_INSTRUCTION_
Scan the following material for the string "JSON" and copy each line in which it appears.
-- Start --
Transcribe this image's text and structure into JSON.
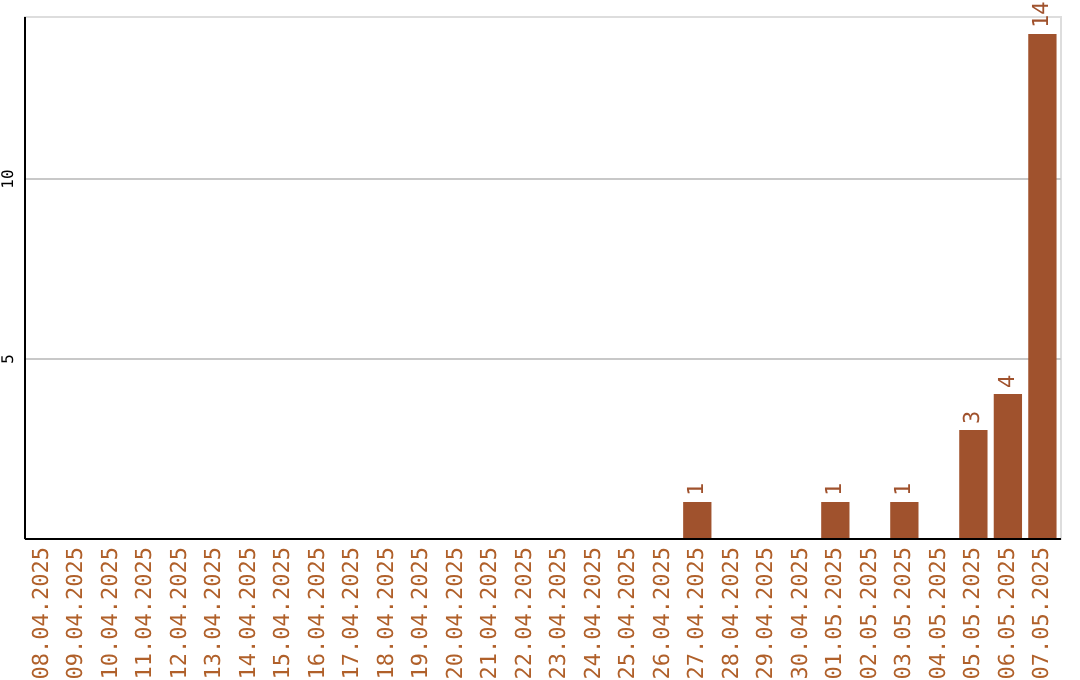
{
  "chart_data": {
    "type": "bar",
    "categories": [
      "08.04.2025",
      "09.04.2025",
      "10.04.2025",
      "11.04.2025",
      "12.04.2025",
      "13.04.2025",
      "14.04.2025",
      "15.04.2025",
      "16.04.2025",
      "17.04.2025",
      "18.04.2025",
      "19.04.2025",
      "20.04.2025",
      "21.04.2025",
      "22.04.2025",
      "23.04.2025",
      "24.04.2025",
      "25.04.2025",
      "26.04.2025",
      "27.04.2025",
      "28.04.2025",
      "29.04.2025",
      "30.04.2025",
      "01.05.2025",
      "02.05.2025",
      "03.05.2025",
      "04.05.2025",
      "05.05.2025",
      "06.05.2025",
      "07.05.2025"
    ],
    "values": [
      0,
      0,
      0,
      0,
      0,
      0,
      0,
      0,
      0,
      0,
      0,
      0,
      0,
      0,
      0,
      0,
      0,
      0,
      0,
      1,
      0,
      0,
      0,
      1,
      0,
      1,
      0,
      3,
      4,
      14
    ],
    "value_labels": [
      null,
      null,
      null,
      null,
      null,
      null,
      null,
      null,
      null,
      null,
      null,
      null,
      null,
      null,
      null,
      null,
      null,
      null,
      null,
      "1",
      null,
      null,
      null,
      "1",
      null,
      "1",
      null,
      "3",
      "4",
      "14"
    ],
    "color": "#a0522d",
    "ylim": [
      0,
      14.5
    ],
    "yticks": [
      5,
      10
    ],
    "grid": "y"
  }
}
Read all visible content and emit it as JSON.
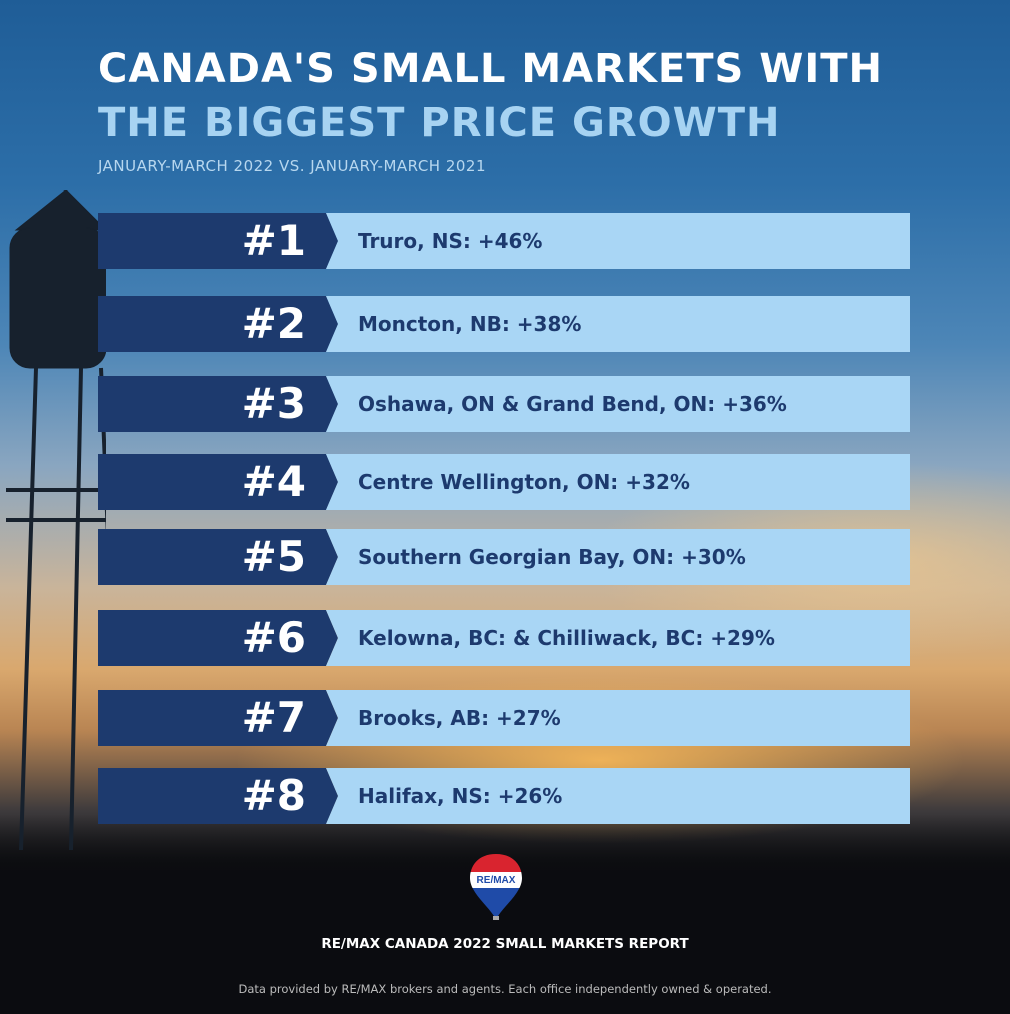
{
  "header": {
    "title_line1": "CANADA'S SMALL MARKETS WITH",
    "title_line2": "THE BIGGEST PRICE GROWTH",
    "subtitle": "JANUARY-MARCH 2022 VS. JANUARY-MARCH 2021"
  },
  "rankings": [
    {
      "rank": "#1",
      "label": "Truro, NS: +46%"
    },
    {
      "rank": "#2",
      "label": "Moncton, NB: +38%"
    },
    {
      "rank": "#3",
      "label": "Oshawa, ON & Grand Bend, ON: +36%"
    },
    {
      "rank": "#4",
      "label": "Centre Wellington, ON: +32%"
    },
    {
      "rank": "#5",
      "label": "Southern Georgian Bay, ON: +30%"
    },
    {
      "rank": "#6",
      "label": "Kelowna, BC: & Chilliwack, BC: +29%"
    },
    {
      "rank": "#7",
      "label": "Brooks, AB: +27%"
    },
    {
      "rank": "#8",
      "label": "Halifax, NS: +26%"
    }
  ],
  "footer": {
    "logo_text": "RE/MAX",
    "report": "RE/MAX CANADA 2022 SMALL MARKETS REPORT",
    "disclaimer": "Data provided by RE/MAX brokers and agents. Each office independently owned & operated."
  },
  "colors": {
    "navy": "#1d3a6e",
    "light_blue": "#a9d6f5",
    "title_blue": "#a7d3f2"
  }
}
-- End --
_OUTPUT OF THE TASK_
Transcribe this image's text and structure into JSON.
Read all visible content and emit it as JSON.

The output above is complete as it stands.